===== Given entries =====

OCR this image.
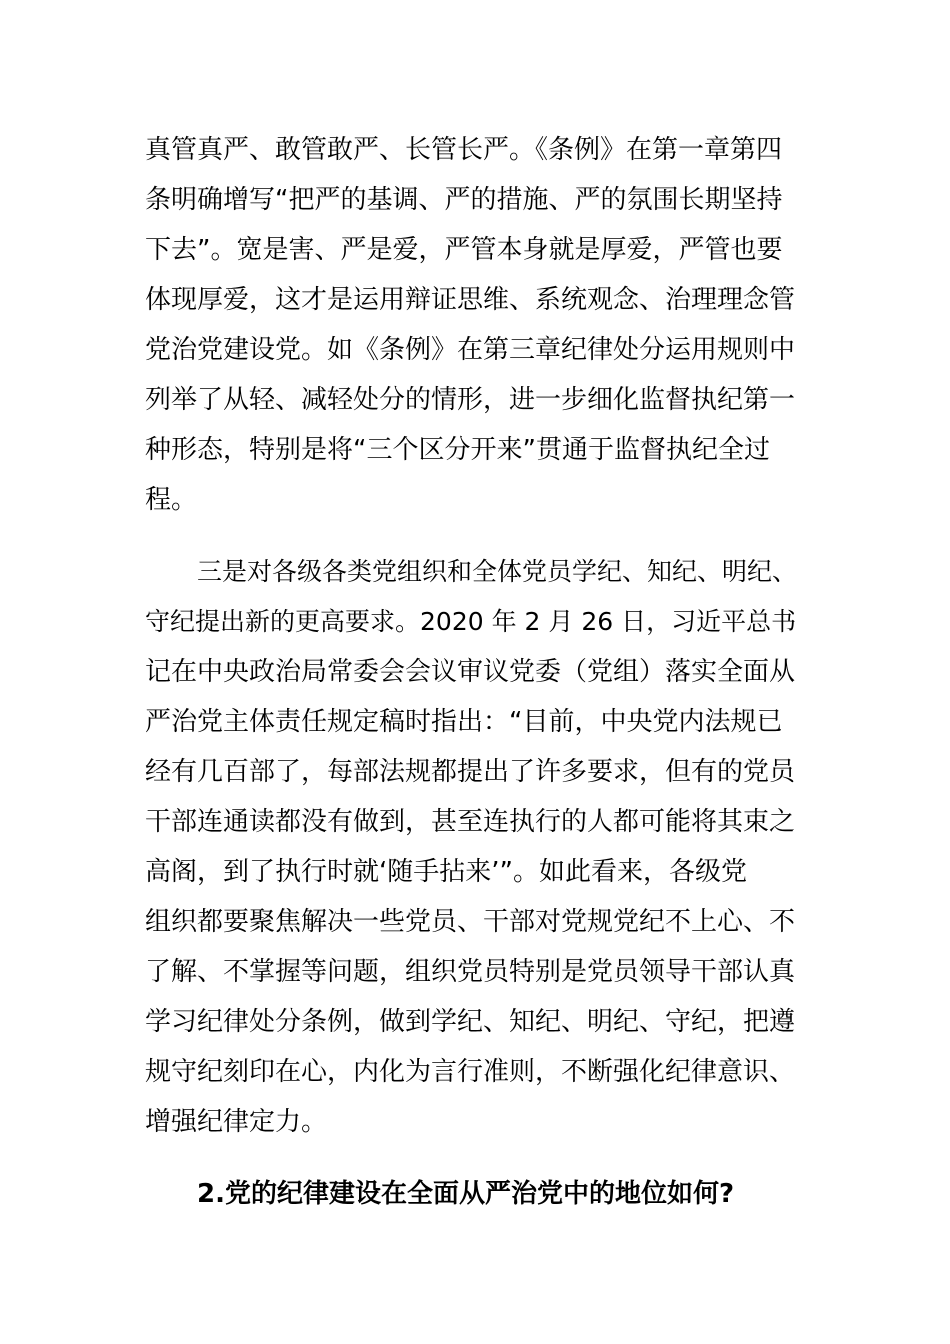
真管真严、敢管敢严、长管长严。《条例》在第一章第四
条明确增写“把严的基调、严的措施、严的氛围长期坚持
下去”。宽是害、严是爱，严管本身就是厚爱，严管也要
体现厚爱，这才是运用辩证思维、系统观念、治理理念管
党治党建设党。如《条例》在第三章纪律处分运用规则中
列举了从轻、减轻处分的情形，进一步细化监督执纪第一
种形态，特别是将“三个区分开来”贯通于监督执纪全过
程。
三是对各级各类党组织和全体党员学纪、知纪、明纪、
守纪提出新的更高要求。2020 年 2 月 26 日，习近平总书
记在中央政治局常委会会议审议党委（党组）落实全面从
严治党主体责任规定稿时指出：“目前，中央党内法规已
经有几百部了，每部法规都提出了许多要求，但有的党员
干部连通读都没有做到，甚至连执行的人都可能将其束之
高阁，到了执行时就‘随手拈来’”。如此看来，各级党
组织都要聚焦解决一些党员、干部对党规党纪不上心、不
了解、不掌握等问题，组织党员特别是党员领导干部认真
学习纪律处分条例，做到学纪、知纪、明纪、守纪，把遵
规守纪刻印在心，内化为言行准则，不断强化纪律意识、
增强纪律定力。
2.党的纪律建设在全面从严治党中的地位如何?
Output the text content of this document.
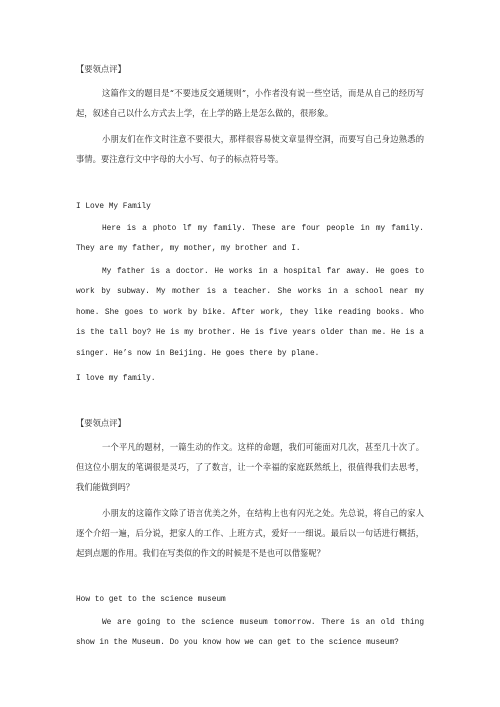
【要领点评】

这篇作文的题目是“不要违反交通规则”，小作者没有说一些空话，而是从自己的经历写起，叙述自己以什么方式去上学，在上学的路上是怎么做的，很形象。

小朋友们在作文时注意不要很大，那样很容易使文章显得空洞，而要写自己身边熟悉的事情。要注意行文中字母的大小写、句子的标点符号等。

I Love My Family

Here is a photo lf my family. These are four people in my family. They are my father, my mother, my brother and I.

My father is a doctor. He works in a hospital far away. He goes to work by subway. My mother is a teacher. She works in a school near my home. She goes to work by bike. After work, they like reading books. Who is the tall boy? He is my brother. He is five years older than me. He is a singer. He’s now in Beijing. He goes there by plane.

I love my family.

【要领点评】

一个平凡的题材，一篇生动的作文。这样的命题，我们可能面对几次，甚至几十次了。但这位小朋友的笔调很是灵巧，了了数言，让一个幸福的家庭跃然纸上，很值得我们去思考，我们能做到吗？

小朋友的这篇作文除了语言优美之外，在结构上也有闪光之处。先总说，将自己的家人逐个介绍一遍，后分说，把家人的工作、上班方式，爱好一一细说。最后以一句话进行概括，起到点题的作用。我们在写类似的作文的时候是不是也可以借鉴呢？

How to get to the science museum

We are going to the science museum tomorrow. There is an old thing show in the Museum. Do you know how we can get to the science museum?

=====

Directions => State the number of lines in the data that include the string "brother", and add nothing else.

The answer => 2